_Work request_
Go line by line through the records below. Copy whichever lines contain the string "disrupted".

___ Working data ___

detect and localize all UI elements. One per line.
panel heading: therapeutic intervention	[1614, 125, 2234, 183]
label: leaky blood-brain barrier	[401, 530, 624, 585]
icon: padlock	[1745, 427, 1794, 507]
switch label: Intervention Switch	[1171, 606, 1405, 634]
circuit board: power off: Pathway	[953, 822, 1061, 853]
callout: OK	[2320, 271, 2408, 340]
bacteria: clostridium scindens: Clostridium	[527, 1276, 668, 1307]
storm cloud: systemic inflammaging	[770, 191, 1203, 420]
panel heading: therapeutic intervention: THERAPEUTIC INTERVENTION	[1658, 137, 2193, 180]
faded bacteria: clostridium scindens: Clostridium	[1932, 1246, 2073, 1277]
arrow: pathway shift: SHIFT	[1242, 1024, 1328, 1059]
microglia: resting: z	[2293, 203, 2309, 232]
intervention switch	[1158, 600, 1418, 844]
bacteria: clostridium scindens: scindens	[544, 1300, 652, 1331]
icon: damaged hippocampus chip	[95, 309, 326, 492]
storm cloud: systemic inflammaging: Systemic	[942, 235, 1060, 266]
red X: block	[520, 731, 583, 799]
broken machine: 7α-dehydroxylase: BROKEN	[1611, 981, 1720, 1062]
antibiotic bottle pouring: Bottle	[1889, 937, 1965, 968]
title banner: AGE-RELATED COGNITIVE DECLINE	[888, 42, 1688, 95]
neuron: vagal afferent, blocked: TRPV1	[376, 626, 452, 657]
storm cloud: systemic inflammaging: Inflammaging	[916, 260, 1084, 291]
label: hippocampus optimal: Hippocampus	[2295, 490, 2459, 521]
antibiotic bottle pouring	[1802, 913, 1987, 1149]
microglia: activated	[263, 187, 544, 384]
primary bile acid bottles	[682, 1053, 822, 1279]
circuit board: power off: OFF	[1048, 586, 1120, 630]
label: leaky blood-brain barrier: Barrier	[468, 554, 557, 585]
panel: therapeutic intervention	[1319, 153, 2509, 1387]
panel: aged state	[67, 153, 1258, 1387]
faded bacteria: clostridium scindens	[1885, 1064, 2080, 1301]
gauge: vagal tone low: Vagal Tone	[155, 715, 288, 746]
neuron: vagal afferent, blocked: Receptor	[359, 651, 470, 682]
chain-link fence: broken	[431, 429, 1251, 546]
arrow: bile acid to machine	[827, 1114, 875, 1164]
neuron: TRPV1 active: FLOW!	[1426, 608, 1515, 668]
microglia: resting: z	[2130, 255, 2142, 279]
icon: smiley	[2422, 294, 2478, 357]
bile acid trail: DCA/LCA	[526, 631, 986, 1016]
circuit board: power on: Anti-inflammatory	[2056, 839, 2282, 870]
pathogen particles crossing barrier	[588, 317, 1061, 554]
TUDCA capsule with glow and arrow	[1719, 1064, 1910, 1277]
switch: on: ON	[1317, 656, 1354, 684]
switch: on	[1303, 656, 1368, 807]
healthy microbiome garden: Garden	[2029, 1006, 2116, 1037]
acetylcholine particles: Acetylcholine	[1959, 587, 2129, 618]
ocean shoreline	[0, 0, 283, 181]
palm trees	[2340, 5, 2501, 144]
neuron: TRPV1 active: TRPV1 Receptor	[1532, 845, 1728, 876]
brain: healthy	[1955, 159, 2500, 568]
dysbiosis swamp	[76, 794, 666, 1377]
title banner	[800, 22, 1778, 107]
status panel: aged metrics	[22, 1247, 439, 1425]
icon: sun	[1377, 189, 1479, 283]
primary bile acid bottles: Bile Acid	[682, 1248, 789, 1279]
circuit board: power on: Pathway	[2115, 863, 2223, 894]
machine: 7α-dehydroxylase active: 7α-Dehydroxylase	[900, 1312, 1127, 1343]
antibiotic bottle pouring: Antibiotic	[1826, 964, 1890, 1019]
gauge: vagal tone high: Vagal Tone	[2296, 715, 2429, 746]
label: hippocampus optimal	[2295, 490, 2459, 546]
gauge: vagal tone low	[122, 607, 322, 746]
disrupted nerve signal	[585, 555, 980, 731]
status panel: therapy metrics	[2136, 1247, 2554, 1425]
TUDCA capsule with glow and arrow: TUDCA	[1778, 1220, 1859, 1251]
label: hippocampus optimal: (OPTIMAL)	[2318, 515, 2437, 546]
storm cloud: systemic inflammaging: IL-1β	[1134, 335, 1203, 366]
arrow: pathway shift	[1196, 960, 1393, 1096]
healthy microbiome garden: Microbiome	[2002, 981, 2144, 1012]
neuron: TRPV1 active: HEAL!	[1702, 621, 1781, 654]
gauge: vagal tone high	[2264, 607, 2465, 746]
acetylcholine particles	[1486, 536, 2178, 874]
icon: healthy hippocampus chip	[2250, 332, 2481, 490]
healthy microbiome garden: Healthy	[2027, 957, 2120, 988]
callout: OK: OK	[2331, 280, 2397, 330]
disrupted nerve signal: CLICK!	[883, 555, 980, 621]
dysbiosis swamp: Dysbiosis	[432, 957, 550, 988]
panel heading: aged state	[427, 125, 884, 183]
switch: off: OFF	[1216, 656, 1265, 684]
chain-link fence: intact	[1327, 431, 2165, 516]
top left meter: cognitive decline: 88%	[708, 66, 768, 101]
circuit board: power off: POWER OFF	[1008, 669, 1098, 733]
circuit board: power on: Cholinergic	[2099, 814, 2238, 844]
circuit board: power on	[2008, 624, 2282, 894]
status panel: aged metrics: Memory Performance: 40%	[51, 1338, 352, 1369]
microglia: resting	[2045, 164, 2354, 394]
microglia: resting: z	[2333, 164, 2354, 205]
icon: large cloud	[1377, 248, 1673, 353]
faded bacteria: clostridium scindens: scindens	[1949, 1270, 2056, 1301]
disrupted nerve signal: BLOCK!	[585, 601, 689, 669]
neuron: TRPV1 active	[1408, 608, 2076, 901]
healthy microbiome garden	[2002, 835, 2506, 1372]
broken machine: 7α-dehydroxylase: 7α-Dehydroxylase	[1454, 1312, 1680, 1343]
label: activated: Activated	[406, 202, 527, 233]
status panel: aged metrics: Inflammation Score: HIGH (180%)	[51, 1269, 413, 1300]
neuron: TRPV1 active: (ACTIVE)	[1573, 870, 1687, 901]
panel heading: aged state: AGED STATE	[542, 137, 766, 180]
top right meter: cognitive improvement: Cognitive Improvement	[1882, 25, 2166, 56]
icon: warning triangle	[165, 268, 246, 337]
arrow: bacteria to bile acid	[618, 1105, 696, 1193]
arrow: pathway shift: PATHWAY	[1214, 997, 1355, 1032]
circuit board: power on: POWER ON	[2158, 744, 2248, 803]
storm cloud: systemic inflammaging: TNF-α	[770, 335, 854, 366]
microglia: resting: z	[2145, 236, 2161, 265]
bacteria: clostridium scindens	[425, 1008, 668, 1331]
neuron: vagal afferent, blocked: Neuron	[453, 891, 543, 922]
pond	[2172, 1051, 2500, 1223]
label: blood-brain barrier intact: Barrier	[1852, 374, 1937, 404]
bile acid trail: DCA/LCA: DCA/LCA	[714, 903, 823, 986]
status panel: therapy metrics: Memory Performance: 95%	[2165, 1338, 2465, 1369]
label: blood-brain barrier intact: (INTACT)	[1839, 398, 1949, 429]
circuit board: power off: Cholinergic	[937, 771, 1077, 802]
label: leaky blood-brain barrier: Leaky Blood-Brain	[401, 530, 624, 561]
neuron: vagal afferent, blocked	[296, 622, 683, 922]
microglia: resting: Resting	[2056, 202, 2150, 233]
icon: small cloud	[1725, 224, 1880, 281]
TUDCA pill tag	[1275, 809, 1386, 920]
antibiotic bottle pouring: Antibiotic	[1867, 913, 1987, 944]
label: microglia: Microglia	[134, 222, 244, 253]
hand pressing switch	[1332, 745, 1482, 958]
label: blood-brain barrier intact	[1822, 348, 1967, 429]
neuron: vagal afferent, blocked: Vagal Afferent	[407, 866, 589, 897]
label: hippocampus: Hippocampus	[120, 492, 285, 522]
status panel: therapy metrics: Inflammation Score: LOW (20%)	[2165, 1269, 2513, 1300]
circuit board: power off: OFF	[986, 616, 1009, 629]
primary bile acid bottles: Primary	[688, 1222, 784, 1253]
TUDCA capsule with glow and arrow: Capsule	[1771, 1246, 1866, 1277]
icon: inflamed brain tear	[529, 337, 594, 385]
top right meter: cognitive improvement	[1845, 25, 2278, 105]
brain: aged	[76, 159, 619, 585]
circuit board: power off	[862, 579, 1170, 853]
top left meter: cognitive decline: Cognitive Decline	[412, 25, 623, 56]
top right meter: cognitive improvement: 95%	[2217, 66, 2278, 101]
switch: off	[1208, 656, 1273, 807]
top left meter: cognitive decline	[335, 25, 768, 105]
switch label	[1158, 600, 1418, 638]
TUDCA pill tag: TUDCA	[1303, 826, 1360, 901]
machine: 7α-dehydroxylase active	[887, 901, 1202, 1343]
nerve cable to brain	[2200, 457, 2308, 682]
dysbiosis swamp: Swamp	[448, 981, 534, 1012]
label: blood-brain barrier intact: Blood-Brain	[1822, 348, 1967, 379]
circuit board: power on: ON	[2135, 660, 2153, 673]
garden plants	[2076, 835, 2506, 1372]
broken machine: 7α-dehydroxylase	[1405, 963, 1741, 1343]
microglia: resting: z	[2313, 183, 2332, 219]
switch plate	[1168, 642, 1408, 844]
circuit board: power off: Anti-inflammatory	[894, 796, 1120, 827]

___

_Written solution_
disrupted nerve signal	[585, 555, 980, 731]
disrupted nerve signal: CLICK!	[883, 555, 980, 621]
disrupted nerve signal: BLOCK!	[585, 601, 689, 669]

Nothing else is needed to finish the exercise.